Supplied passage:
Do I do any work when I hold out a weight at arm's length?
September 11, 2013 2:02 PM   Subscribe

When I hold out a weight at arm's length, I am doing no work (which, in physics, is motion over a distance against a resisting force, iirc) on it, because it remains stationary. But it feels like work! What about at the level of biophysics? Is keeping the muscle fibers of my arm contracted doing work in any way, perhaps at the cellular level?
posted by thelonius to Science & Nature (29 answers total) 1 user marked this as a favorite
 
You sure do! It's called "isometric exercise."
posted by infinitywaltz at 2:06 PM on September 11, 2013


You're forgetting about the acceleration of gravity.
posted by fontophilic at 2:06 PM on September 11, 2013


Response by poster: No, that is the force I did work against to raise the weight to the height that I hold it at.
posted by thelonius at 2:08 PM on September 11, 2013


I think it's just a mix-up of the technical definition of Work (F*d), with the colloquial definition of work (expend energy on an action).

When you hold something still, you're exerting a force on it (opposite and equivalent to the force of gravity) and you're expending energy to exert that force. But in a technical sense, no Work is being done on the weight.
posted by no regrets, coyote at 2:08 PM on September 11, 2013 [6 favorites]


The issue is that you've conflated two definitions of the word "work" - the scientific physics definition, and the casual every-day defintion of "exertion".

Prompt:
In the thread about holding a weight at arm's length, what formula is given as the technical definition of Work? The lines that come next have no connection to the thread about holding a weight.

Source excerpt:
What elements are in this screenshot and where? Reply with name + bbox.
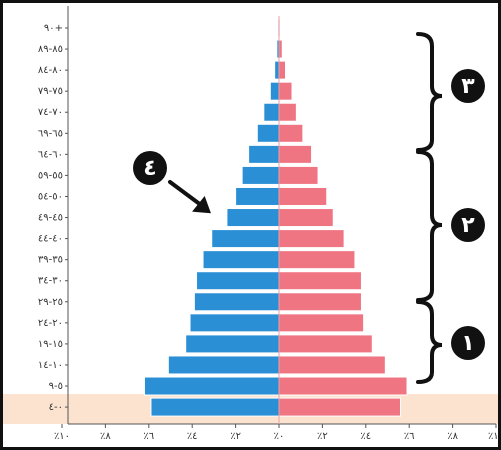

Task solution:
F*d